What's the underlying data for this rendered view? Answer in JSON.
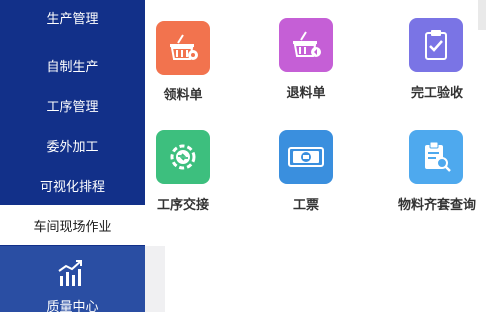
{
  "sidebar": {
    "items": [
      {
        "label": "生产管理"
      },
      {
        "label": "自制生产"
      },
      {
        "label": "工序管理"
      },
      {
        "label": "委外加工"
      },
      {
        "label": "可视化排程"
      },
      {
        "label": "车间现场作业"
      }
    ],
    "quality": {
      "label": "质量中心",
      "icon": "bar-chart-trend-icon"
    }
  },
  "apps": [
    {
      "label": "领料单",
      "icon": "basket-gear-icon",
      "color": "#F2734E"
    },
    {
      "label": "退料单",
      "icon": "basket-return-icon",
      "color": "#C55FD6"
    },
    {
      "label": "完工验收",
      "icon": "clipboard-check-icon",
      "color": "#7A74E5"
    },
    {
      "label": "工序交接",
      "icon": "gear-exchange-icon",
      "color": "#3DBF7E"
    },
    {
      "label": "工票",
      "icon": "ticket-icon",
      "color": "#3A8FDE"
    },
    {
      "label": "物料齐套查询",
      "icon": "clipboard-search-icon",
      "color": "#4EA9EE"
    }
  ]
}
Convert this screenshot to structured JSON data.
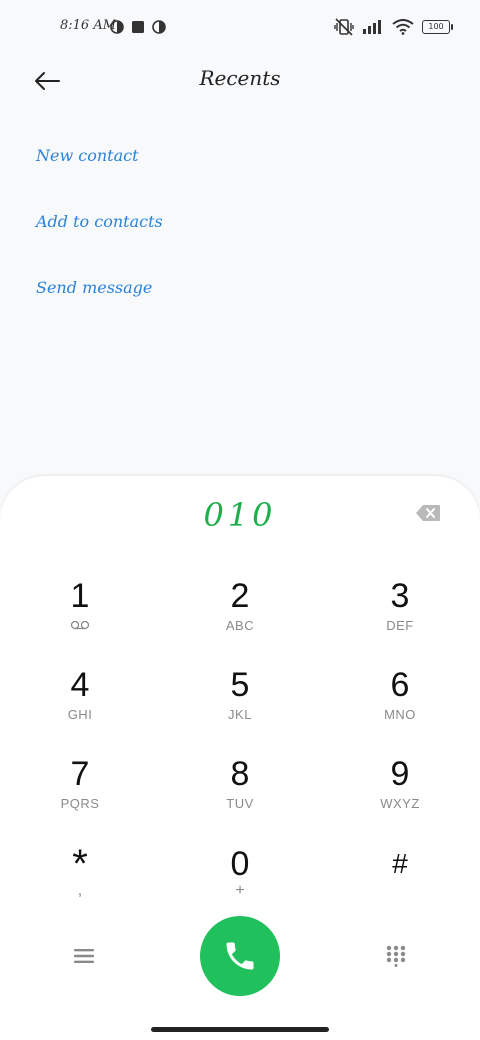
{
  "status_bar": {
    "time": "8:16 AM",
    "battery": "100"
  },
  "header": {
    "title": "Recents",
    "back_icon": "arrow-left-icon"
  },
  "actions": [
    {
      "label": "New contact"
    },
    {
      "label": "Add to contacts"
    },
    {
      "label": "Send message"
    }
  ],
  "dialer": {
    "number": "010",
    "keys": [
      {
        "digit": "1",
        "letters": ""
      },
      {
        "digit": "2",
        "letters": "ABC"
      },
      {
        "digit": "3",
        "letters": "DEF"
      },
      {
        "digit": "4",
        "letters": "GHI"
      },
      {
        "digit": "5",
        "letters": "JKL"
      },
      {
        "digit": "6",
        "letters": "MNO"
      },
      {
        "digit": "7",
        "letters": "PQRS"
      },
      {
        "digit": "8",
        "letters": "TUV"
      },
      {
        "digit": "9",
        "letters": "WXYZ"
      },
      {
        "digit": "*",
        "letters": ","
      },
      {
        "digit": "0",
        "letters": "+"
      },
      {
        "digit": "#",
        "letters": ""
      }
    ]
  },
  "colors": {
    "accent_blue": "#2b82d9",
    "number_green": "#1fae4c",
    "call_green": "#20c05c"
  }
}
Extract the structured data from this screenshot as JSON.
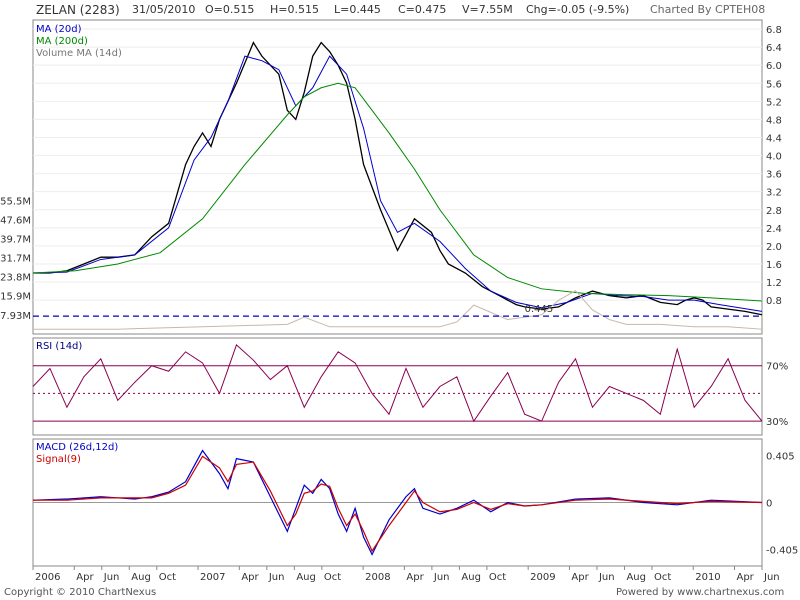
{
  "header": {
    "symbol": "ZELAN (2283)",
    "date": "31/05/2010",
    "open": "O=0.515",
    "high": "H=0.515",
    "low": "L=0.445",
    "close": "C=0.475",
    "volume": "V=7.55M",
    "change": "Chg=-0.05 (-9.5%)",
    "charted_by": "Charted By CPTEH08"
  },
  "footer": {
    "copyright": "Copyright © 2010 ChartNexus",
    "powered": "Powered by www.chartnexus.com"
  },
  "colors": {
    "price": "#000000",
    "ma20": "#0000cc",
    "ma200": "#008800",
    "volume": "#c8b8a8",
    "rsi": "#8b0050",
    "macd": "#0000cc",
    "signal": "#cc0000",
    "support": "#0000cc"
  },
  "chart_data": [
    {
      "type": "line",
      "panel": "price",
      "legend": [
        "MA (20d)",
        "MA (200d)",
        "Volume MA (14d)"
      ],
      "y_ticks": [
        "6.8",
        "6.4",
        "6.0",
        "5.6",
        "5.2",
        "4.8",
        "4.4",
        "4.0",
        "3.6",
        "3.2",
        "2.8",
        "2.4",
        "2.0",
        "1.6",
        "1.2",
        "0.8"
      ],
      "y_tick_values": [
        6.8,
        6.4,
        6.0,
        5.6,
        5.2,
        4.8,
        4.4,
        4.0,
        3.6,
        3.2,
        2.8,
        2.4,
        2.0,
        1.6,
        1.2,
        0.8
      ],
      "volume_ticks": [
        "55.5M",
        "47.6M",
        "39.7M",
        "31.7M",
        "23.8M",
        "15.9M",
        "7.93M"
      ],
      "volume_tick_values": [
        55.5,
        47.6,
        39.7,
        31.7,
        23.8,
        15.9,
        7.93
      ],
      "ylim": [
        0.05,
        7.0
      ],
      "support_label": "0.445",
      "support_value": 0.445,
      "series": [
        {
          "name": "Price",
          "x": [
            0,
            4,
            8,
            12,
            16,
            20,
            24,
            28,
            32,
            36,
            38,
            40,
            42,
            44,
            48,
            52,
            54,
            56,
            58,
            60,
            62,
            64,
            66,
            68,
            70,
            72,
            74,
            76,
            78,
            82,
            86,
            90,
            94,
            96,
            98,
            102,
            106,
            110,
            112,
            114,
            116,
            120,
            124,
            128,
            132,
            136,
            140,
            144,
            148,
            152,
            154,
            156,
            158,
            160,
            164,
            168,
            172
          ],
          "y": [
            1.4,
            1.4,
            1.45,
            1.6,
            1.75,
            1.75,
            1.8,
            2.2,
            2.5,
            3.8,
            4.2,
            4.5,
            4.2,
            4.8,
            5.6,
            6.5,
            6.2,
            6.0,
            5.8,
            5.0,
            4.8,
            5.4,
            6.2,
            6.5,
            6.3,
            6.0,
            5.6,
            4.8,
            3.8,
            2.8,
            1.9,
            2.6,
            2.3,
            1.9,
            1.6,
            1.4,
            1.1,
            0.9,
            0.8,
            0.7,
            0.65,
            0.6,
            0.65,
            0.85,
            1.0,
            0.9,
            0.85,
            0.9,
            0.75,
            0.7,
            0.8,
            0.85,
            0.8,
            0.65,
            0.6,
            0.55,
            0.475
          ]
        },
        {
          "name": "MA (20d)",
          "x": [
            0,
            8,
            16,
            24,
            32,
            38,
            42,
            46,
            50,
            54,
            58,
            62,
            66,
            70,
            74,
            78,
            82,
            86,
            90,
            96,
            102,
            108,
            114,
            120,
            126,
            132,
            138,
            144,
            150,
            156,
            162,
            172
          ],
          "y": [
            1.4,
            1.42,
            1.7,
            1.8,
            2.4,
            3.9,
            4.4,
            5.2,
            6.2,
            6.1,
            5.9,
            5.1,
            5.5,
            6.2,
            5.8,
            4.6,
            3.0,
            2.3,
            2.5,
            2.1,
            1.5,
            1.0,
            0.75,
            0.63,
            0.75,
            0.95,
            0.9,
            0.88,
            0.8,
            0.8,
            0.7,
            0.55
          ]
        },
        {
          "name": "MA (200d)",
          "x": [
            0,
            10,
            20,
            30,
            40,
            50,
            60,
            64,
            68,
            72,
            76,
            80,
            84,
            90,
            96,
            104,
            112,
            120,
            130,
            140,
            150,
            160,
            172
          ],
          "y": [
            1.4,
            1.45,
            1.6,
            1.85,
            2.6,
            3.8,
            4.9,
            5.3,
            5.5,
            5.6,
            5.5,
            5.0,
            4.5,
            3.7,
            2.8,
            1.8,
            1.3,
            1.05,
            0.95,
            0.92,
            0.9,
            0.85,
            0.78
          ]
        },
        {
          "name": "Volume MA (14d)",
          "x": [
            0,
            20,
            40,
            60,
            64,
            70,
            80,
            96,
            100,
            104,
            112,
            120,
            124,
            128,
            132,
            136,
            140,
            148,
            156,
            164,
            172
          ],
          "y": [
            2,
            2,
            3,
            4,
            7,
            3,
            3,
            3,
            5,
            12,
            6,
            8,
            14,
            18,
            10,
            6,
            4,
            4,
            3,
            3,
            2
          ]
        }
      ]
    },
    {
      "type": "line",
      "panel": "rsi",
      "legend": [
        "RSI (14d)"
      ],
      "levels": [
        70,
        30
      ],
      "level_labels": [
        "70%",
        "30%"
      ],
      "mid_level": 50,
      "ylim": [
        20,
        90
      ],
      "series": [
        {
          "name": "RSI (14d)",
          "x": [
            0,
            4,
            8,
            12,
            16,
            20,
            24,
            28,
            32,
            36,
            40,
            44,
            48,
            52,
            56,
            60,
            64,
            68,
            72,
            76,
            80,
            84,
            88,
            92,
            96,
            100,
            104,
            108,
            112,
            116,
            120,
            124,
            128,
            132,
            136,
            140,
            144,
            148,
            152,
            156,
            160,
            164,
            168,
            172
          ],
          "y": [
            55,
            68,
            40,
            62,
            75,
            45,
            58,
            70,
            66,
            80,
            72,
            50,
            85,
            74,
            60,
            70,
            40,
            62,
            80,
            72,
            50,
            35,
            68,
            40,
            55,
            62,
            30,
            48,
            65,
            35,
            30,
            58,
            75,
            40,
            55,
            50,
            45,
            35,
            82,
            40,
            55,
            75,
            45,
            30
          ]
        }
      ]
    },
    {
      "type": "line",
      "panel": "macd",
      "legend": [
        "MACD (26d,12d)",
        "Signal(9)"
      ],
      "y_ticks": [
        "0.405",
        "0",
        "-0.405"
      ],
      "y_tick_values": [
        0.405,
        0,
        -0.405
      ],
      "ylim": [
        -0.55,
        0.55
      ],
      "series": [
        {
          "name": "MACD (26d,12d)",
          "x": [
            0,
            8,
            16,
            24,
            28,
            32,
            36,
            40,
            44,
            46,
            48,
            52,
            56,
            58,
            60,
            62,
            64,
            66,
            68,
            70,
            72,
            74,
            76,
            78,
            80,
            84,
            88,
            90,
            92,
            96,
            100,
            104,
            108,
            112,
            116,
            120,
            128,
            136,
            144,
            152,
            160,
            172
          ],
          "y": [
            0.02,
            0.03,
            0.05,
            0.03,
            0.05,
            0.09,
            0.18,
            0.45,
            0.25,
            0.12,
            0.38,
            0.35,
            0.05,
            -0.1,
            -0.25,
            -0.05,
            0.15,
            0.08,
            0.2,
            0.12,
            -0.1,
            -0.25,
            -0.05,
            -0.3,
            -0.45,
            -0.15,
            0.05,
            0.12,
            -0.05,
            -0.1,
            -0.05,
            0.02,
            -0.08,
            0.0,
            -0.03,
            -0.02,
            0.03,
            0.04,
            0.0,
            -0.02,
            0.02,
            0.0
          ]
        },
        {
          "name": "Signal(9)",
          "x": [
            0,
            8,
            16,
            24,
            28,
            32,
            36,
            40,
            44,
            46,
            48,
            52,
            56,
            58,
            60,
            62,
            64,
            66,
            68,
            70,
            72,
            74,
            76,
            78,
            80,
            84,
            88,
            90,
            92,
            96,
            100,
            104,
            108,
            112,
            116,
            120,
            128,
            136,
            144,
            152,
            160,
            172
          ],
          "y": [
            0.02,
            0.02,
            0.04,
            0.04,
            0.04,
            0.08,
            0.15,
            0.4,
            0.3,
            0.18,
            0.33,
            0.35,
            0.1,
            -0.05,
            -0.2,
            -0.1,
            0.08,
            0.1,
            0.16,
            0.14,
            -0.05,
            -0.2,
            -0.1,
            -0.25,
            -0.42,
            -0.2,
            0.0,
            0.1,
            0.0,
            -0.08,
            -0.06,
            0.0,
            -0.06,
            -0.01,
            -0.03,
            -0.02,
            0.02,
            0.03,
            0.01,
            -0.01,
            0.01,
            0.0
          ]
        }
      ]
    },
    {
      "type": "axis",
      "panel": "x-axis",
      "x_ticks": [
        "2006",
        "Apr",
        "Jun",
        "Aug",
        "Oct",
        "2007",
        "Apr",
        "Jun",
        "Aug",
        "Oct",
        "2008",
        "Apr",
        "Jun",
        "Aug",
        "Oct",
        "2009",
        "Apr",
        "Jun",
        "Aug",
        "Oct",
        "2010",
        "Apr",
        "Jun"
      ],
      "x_tick_values": [
        0,
        6,
        10,
        14,
        18,
        24,
        30,
        34,
        38,
        42,
        48,
        54,
        58,
        62,
        66,
        72,
        78,
        82,
        86,
        90,
        96,
        102,
        106
      ],
      "x_scale_note": ""
    }
  ]
}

____

What needs to be done:
Of the lines in the records, how many contain the word "structured"? Answer with the number and nothing else.

Solution to this exercise:
2